**PROBLEM TO SOLVE**
Within this material, how many lines have the string "amount" in them? The answer is a number, with nothing added.

## BEGIN INFORMATION PROVIDED

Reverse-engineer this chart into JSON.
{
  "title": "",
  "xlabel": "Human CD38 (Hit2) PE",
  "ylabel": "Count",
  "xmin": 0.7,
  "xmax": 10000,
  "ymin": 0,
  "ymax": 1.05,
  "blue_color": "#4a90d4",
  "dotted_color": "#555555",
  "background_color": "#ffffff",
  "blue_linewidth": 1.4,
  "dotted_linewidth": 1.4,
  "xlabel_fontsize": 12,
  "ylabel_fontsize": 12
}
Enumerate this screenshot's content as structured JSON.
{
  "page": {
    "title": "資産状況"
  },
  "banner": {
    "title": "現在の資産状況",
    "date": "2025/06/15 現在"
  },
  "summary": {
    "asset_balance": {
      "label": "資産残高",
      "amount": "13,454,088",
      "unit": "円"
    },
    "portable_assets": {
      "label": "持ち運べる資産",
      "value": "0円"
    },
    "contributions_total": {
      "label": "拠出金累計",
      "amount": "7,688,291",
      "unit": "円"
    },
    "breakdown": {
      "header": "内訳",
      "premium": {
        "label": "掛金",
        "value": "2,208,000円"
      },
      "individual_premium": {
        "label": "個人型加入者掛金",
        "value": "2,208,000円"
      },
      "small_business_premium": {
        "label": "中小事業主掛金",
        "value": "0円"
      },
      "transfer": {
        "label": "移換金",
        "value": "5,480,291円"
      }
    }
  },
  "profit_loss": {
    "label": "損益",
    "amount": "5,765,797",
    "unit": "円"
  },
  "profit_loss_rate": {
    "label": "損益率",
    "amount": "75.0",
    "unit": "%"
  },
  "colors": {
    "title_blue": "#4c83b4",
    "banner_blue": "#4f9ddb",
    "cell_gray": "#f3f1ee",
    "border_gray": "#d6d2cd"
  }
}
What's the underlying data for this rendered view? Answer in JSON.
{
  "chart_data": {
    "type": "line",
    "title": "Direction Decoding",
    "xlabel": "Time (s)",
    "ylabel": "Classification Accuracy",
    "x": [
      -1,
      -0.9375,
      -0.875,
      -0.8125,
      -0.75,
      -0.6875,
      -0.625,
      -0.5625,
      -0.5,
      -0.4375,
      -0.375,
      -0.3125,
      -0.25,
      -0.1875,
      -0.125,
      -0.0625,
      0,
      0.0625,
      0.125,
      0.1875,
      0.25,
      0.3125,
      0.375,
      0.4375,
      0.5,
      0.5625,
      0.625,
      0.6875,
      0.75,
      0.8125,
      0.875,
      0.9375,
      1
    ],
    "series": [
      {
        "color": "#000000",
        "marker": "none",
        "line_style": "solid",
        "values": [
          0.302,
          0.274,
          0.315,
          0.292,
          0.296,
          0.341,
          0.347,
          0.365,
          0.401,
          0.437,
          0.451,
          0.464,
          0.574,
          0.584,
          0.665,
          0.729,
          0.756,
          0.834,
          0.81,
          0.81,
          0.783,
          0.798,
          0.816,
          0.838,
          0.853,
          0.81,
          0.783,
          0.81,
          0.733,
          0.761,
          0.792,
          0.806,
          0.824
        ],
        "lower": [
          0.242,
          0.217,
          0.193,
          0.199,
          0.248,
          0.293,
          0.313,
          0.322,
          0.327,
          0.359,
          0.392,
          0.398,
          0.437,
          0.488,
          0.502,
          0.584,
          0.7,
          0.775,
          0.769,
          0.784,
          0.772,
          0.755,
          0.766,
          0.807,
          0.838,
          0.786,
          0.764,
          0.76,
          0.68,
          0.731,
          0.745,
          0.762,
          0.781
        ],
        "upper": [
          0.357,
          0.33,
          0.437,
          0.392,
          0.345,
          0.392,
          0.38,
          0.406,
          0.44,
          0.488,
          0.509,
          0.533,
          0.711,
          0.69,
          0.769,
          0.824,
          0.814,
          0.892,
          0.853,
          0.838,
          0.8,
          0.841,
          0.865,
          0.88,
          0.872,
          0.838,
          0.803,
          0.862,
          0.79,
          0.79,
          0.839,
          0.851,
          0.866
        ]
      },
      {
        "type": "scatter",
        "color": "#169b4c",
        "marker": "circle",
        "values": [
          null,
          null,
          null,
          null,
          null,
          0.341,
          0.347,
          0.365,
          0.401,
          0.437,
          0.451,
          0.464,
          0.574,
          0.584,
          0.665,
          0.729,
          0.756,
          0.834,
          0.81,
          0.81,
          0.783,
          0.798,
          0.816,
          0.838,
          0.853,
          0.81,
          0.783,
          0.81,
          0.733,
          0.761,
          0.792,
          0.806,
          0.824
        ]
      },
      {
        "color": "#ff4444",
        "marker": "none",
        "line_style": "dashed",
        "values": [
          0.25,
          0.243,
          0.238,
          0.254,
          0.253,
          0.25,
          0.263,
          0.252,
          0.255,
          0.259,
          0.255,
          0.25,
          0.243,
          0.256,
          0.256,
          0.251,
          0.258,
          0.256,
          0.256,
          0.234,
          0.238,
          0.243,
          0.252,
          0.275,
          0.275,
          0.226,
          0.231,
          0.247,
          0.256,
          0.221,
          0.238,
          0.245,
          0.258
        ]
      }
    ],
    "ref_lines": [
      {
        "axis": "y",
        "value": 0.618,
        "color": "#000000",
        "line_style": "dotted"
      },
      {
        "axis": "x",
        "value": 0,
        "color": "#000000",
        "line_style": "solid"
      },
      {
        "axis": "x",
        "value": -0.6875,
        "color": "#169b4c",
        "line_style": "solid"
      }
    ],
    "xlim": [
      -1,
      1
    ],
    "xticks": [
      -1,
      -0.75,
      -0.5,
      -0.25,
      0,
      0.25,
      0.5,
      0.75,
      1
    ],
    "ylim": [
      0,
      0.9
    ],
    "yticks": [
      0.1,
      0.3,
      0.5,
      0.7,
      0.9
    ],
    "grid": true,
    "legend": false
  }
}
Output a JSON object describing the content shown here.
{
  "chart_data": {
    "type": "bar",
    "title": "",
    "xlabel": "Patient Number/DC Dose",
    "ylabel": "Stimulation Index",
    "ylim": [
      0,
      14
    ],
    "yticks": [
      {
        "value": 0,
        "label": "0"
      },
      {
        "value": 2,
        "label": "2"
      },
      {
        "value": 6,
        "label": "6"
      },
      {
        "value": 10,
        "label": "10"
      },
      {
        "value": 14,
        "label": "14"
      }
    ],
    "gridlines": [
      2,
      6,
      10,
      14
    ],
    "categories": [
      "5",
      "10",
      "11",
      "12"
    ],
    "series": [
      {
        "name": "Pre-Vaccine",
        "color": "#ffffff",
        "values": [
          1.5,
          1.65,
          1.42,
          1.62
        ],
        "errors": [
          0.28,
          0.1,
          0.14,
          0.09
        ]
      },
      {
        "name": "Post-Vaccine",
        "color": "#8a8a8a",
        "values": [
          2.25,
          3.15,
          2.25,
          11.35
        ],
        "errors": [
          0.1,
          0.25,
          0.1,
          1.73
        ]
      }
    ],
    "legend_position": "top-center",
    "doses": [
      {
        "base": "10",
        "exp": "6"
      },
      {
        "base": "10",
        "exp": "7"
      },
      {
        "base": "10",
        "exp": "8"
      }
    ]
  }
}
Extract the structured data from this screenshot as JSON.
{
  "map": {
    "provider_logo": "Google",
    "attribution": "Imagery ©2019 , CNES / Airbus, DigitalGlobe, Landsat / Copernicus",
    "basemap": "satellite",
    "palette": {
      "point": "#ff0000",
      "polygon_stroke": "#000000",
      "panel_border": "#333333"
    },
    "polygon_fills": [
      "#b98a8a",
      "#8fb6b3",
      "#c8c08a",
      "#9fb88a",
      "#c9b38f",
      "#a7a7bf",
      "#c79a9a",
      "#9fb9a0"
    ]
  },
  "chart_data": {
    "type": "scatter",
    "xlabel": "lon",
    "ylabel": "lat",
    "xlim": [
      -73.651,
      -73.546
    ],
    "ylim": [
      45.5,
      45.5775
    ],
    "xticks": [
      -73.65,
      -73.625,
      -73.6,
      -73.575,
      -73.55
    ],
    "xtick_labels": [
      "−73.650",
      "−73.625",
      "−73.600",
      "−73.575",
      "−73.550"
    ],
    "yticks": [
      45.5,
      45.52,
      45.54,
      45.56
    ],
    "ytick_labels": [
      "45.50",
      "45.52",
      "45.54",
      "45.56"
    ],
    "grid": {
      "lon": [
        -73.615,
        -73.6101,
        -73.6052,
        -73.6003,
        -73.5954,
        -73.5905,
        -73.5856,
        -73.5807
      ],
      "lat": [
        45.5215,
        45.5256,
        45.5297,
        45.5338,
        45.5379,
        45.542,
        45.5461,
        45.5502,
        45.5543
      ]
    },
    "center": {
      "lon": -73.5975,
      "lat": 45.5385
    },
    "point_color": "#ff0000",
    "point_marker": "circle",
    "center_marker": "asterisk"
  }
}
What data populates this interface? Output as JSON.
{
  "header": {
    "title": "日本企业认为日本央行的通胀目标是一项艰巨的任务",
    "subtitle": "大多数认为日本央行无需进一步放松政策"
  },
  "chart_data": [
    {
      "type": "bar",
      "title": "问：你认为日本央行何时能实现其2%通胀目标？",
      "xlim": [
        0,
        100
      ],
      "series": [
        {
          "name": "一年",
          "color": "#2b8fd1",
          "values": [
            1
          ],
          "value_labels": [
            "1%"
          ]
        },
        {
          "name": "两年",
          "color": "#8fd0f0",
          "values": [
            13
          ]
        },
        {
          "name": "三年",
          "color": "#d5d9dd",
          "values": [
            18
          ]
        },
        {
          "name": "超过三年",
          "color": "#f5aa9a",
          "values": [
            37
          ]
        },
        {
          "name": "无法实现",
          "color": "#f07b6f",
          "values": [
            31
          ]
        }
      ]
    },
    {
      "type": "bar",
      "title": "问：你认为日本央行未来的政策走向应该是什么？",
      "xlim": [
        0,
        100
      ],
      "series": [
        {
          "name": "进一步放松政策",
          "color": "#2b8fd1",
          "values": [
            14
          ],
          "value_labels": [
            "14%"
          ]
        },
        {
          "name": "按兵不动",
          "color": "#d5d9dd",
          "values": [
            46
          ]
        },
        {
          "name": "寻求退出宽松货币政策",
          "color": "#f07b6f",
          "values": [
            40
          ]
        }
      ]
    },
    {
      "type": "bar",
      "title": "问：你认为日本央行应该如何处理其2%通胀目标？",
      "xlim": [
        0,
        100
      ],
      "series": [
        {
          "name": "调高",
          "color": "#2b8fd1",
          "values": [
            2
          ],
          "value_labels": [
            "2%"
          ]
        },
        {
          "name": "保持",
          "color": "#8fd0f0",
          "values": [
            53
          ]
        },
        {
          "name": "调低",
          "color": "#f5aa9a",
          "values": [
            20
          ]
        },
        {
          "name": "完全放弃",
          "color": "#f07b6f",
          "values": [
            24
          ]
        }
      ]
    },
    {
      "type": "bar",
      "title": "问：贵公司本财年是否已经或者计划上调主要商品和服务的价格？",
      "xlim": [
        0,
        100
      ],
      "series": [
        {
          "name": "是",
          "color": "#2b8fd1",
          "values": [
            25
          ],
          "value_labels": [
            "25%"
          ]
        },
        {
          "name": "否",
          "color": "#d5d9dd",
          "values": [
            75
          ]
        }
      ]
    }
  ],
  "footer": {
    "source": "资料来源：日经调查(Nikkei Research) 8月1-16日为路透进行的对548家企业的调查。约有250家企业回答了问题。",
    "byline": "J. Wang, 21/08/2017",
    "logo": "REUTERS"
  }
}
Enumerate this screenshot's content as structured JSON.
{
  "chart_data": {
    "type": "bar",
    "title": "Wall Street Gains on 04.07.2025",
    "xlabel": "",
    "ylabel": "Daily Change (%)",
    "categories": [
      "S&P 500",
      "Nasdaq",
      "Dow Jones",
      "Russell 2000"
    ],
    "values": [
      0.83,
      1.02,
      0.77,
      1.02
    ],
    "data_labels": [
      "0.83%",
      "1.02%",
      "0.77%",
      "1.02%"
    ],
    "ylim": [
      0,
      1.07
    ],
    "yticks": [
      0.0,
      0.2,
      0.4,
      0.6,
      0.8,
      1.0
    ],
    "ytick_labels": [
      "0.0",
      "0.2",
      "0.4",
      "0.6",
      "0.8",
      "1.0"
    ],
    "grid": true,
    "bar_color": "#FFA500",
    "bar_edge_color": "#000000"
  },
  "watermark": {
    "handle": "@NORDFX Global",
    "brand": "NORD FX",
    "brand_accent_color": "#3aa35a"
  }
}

## END INFORMATION PROVIDED

**TASK ANSWER**
4